### Provided data

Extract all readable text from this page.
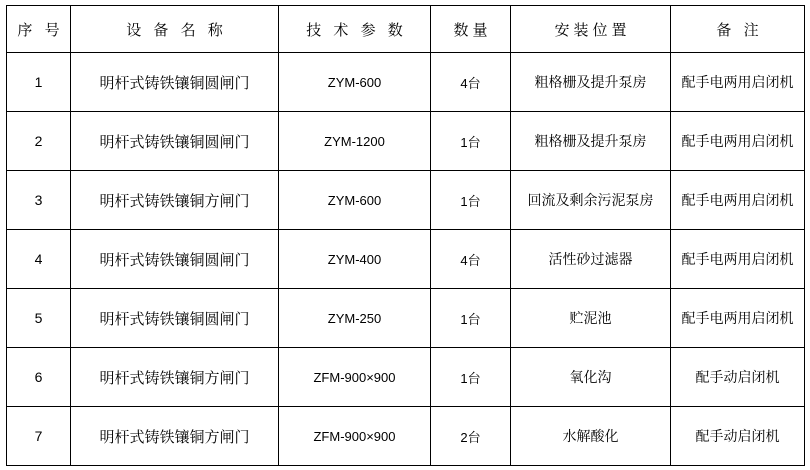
序 号	设 备 名 称	技 术 参 数	数量	安装位置	备 注
1	明杆式铸铁镶铜圆闸门	ZYM-600	4台	粗格栅及提升泵房	配手电两用启闭机
2	明杆式铸铁镶铜圆闸门	ZYM-1200	1台	粗格栅及提升泵房	配手电两用启闭机
3	明杆式铸铁镶铜方闸门	ZYM-600	1台	回流及剩余污泥泵房	配手电两用启闭机
4	明杆式铸铁镶铜圆闸门	ZYM-400	4台	活性砂过滤器	配手电两用启闭机
5	明杆式铸铁镶铜圆闸门	ZYM-250	1台	贮泥池	配手电两用启闭机
6	明杆式铸铁镶铜方闸门	ZFM-900×900	1台	氧化沟	配手动启闭机
7	明杆式铸铁镶铜方闸门	ZFM-900×900	2台	水解酸化	配手动启闭机
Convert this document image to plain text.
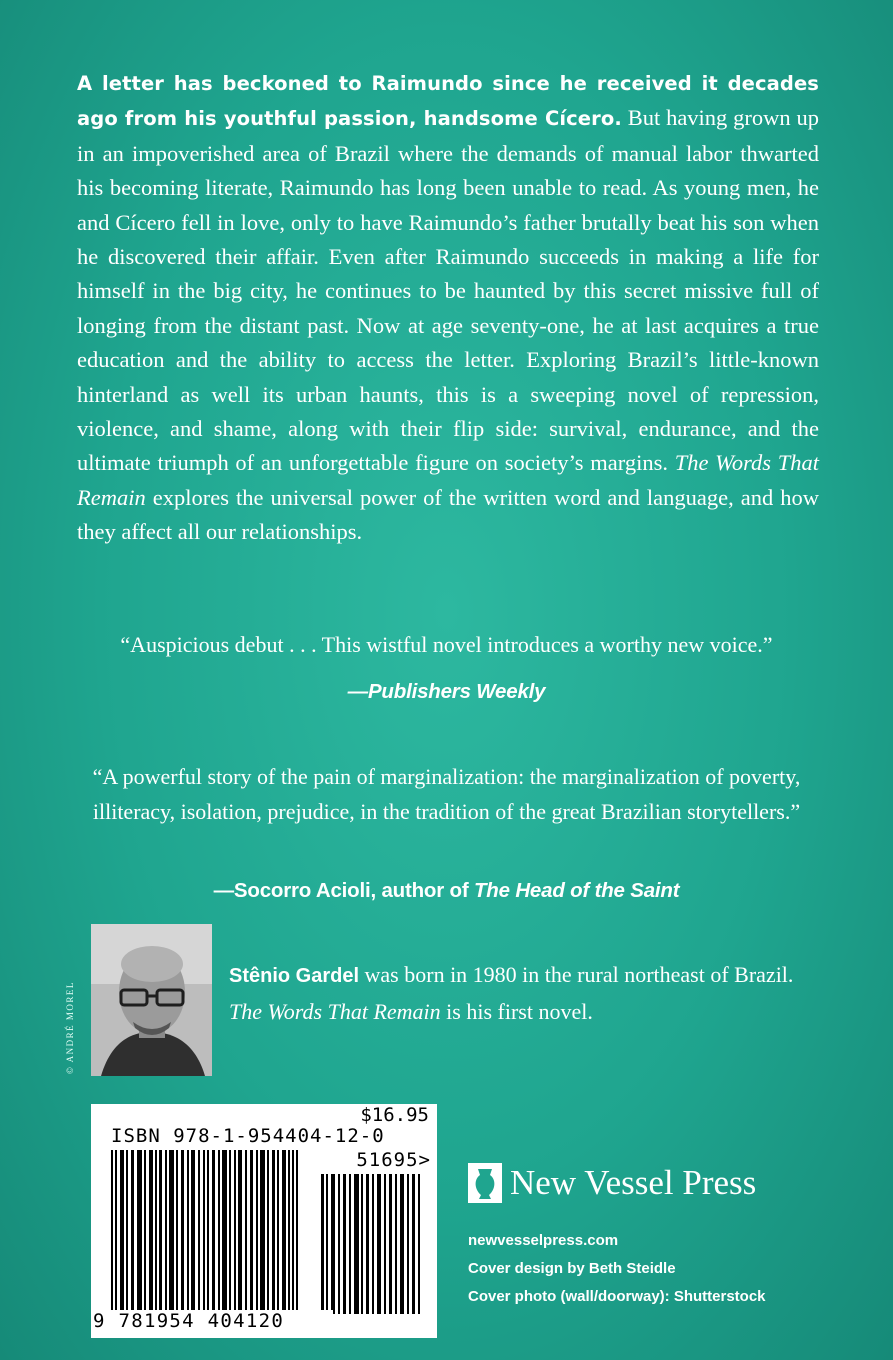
A letter has beckoned to Raimundo since he received it decades ago from his youthful passion, handsome Cícero. But having grown up in an impoverished area of Brazil where the demands of manual labor thwarted his becoming literate, Raimundo has long been unable to read. As young men, he and Cícero fell in love, only to have Raimundo’s father brutally beat his son when he discovered their affair. Even after Raimundo succeeds in making a life for himself in the big city, he continues to be haunted by this secret missive full of longing from the distant past. Now at age seventy-one, he at last acquires a true education and the ability to access the letter. Exploring Brazil’s little-known hinterland as well its urban haunts, this is a sweeping novel of repression, violence, and shame, along with their flip side: survival, endurance, and the ultimate triumph of an unforgettable figure on society’s margins. The Words That Remain explores the universal power of the written word and language, and how they affect all our relationships.

“Auspicious debut . . . This wistful novel introduces a worthy new voice.”

—Publishers Weekly

“A powerful story of the pain of marginalization: the marginalization of poverty, illiteracy, isolation, prejudice, in the tradition of the great Brazilian storytellers.”

—Socorro Acioli, author of The Head of the Saint
© ANDRÉ MOREL

Stênio Gardel was born in 1980 in the rural northeast of Brazil.
The Words That Remain is his first novel.

$16.95
ISBN 978-1-954404-12-0
51695>
9 781954 404120
New Vessel Press
newvesselpress.com
Cover design by Beth Steidle
Cover photo (wall/doorway): Shutterstock
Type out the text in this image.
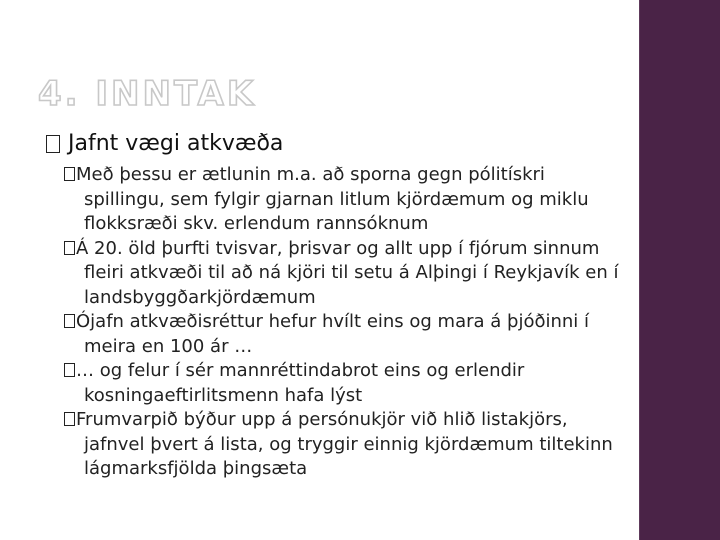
4. INNTAK
Jafnt vægi atkvæða
Með þessu er ætlunin m.a. að sporna gegn pólitískri spillingu, sem fylgir gjarnan litlum kjördæmum og miklu flokksræði skv. erlendum rannsóknum
Á 20. öld þurfti tvisvar, þrisvar og allt upp í fjórum sinnum fleiri atkvæði til að ná kjöri til setu á Alþingi í Reykjavík en í landsbyggðarkjördæmum
Ójafn atkvæðisréttur hefur hvílt eins og mara á þjóðinni í meira en 100 ár …
… og felur í sér mannréttindabrot eins og erlendir kosningaeftirlitsmenn hafa lýst
Frumvarpið býður upp á persónukjör við hlið listakjörs, jafnvel þvert á lista, og tryggir einnig kjördæmum tiltekinn lágmarksfjölda þingsæta
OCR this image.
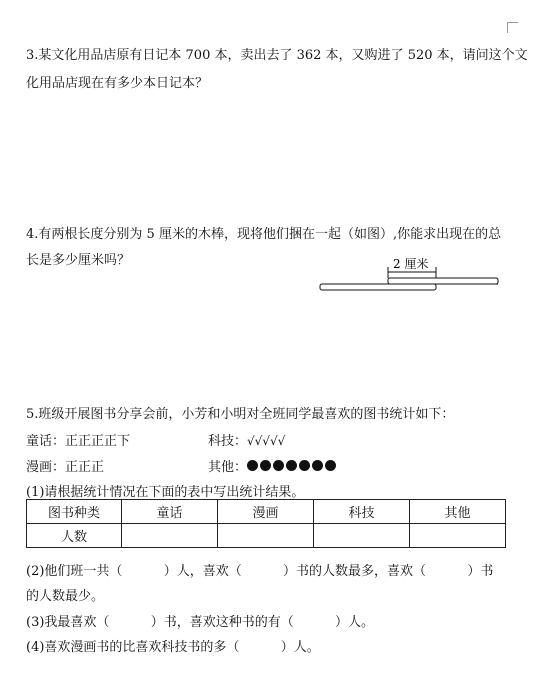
3.某文化用品店原有日记本 700 本，卖出去了 362 本，又购进了 520 本，请问这个文
化用品店现在有多少本日记本？
4.有两根长度分别为 5 厘米的木棒，现将他们捆在一起（如图）,你能求出现在的总
长是多少厘米吗？	2 厘米
5.班级开展图书分享会前，小芳和小明对全班同学最喜欢的图书统计如下：
童话：正正正正下	科技：√√√√√
漫画：正正正	其他：
(1)请根据统计情况在下面的表中写出统计结果。
图书种类	童话	漫画	科技	其他
人数				
(2)他们班一共（          ）人，喜欢（          ）书的人数最多，喜欢（          ）书
的人数最少。
(3)我最喜欢（          ）书，喜欢这种书的有（          ）人。
(4)喜欢漫画书的比喜欢科技书的多（          ）人。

### Work to complete
State the count of lines with the word "That" in them, and write nothing else.

### Task output
2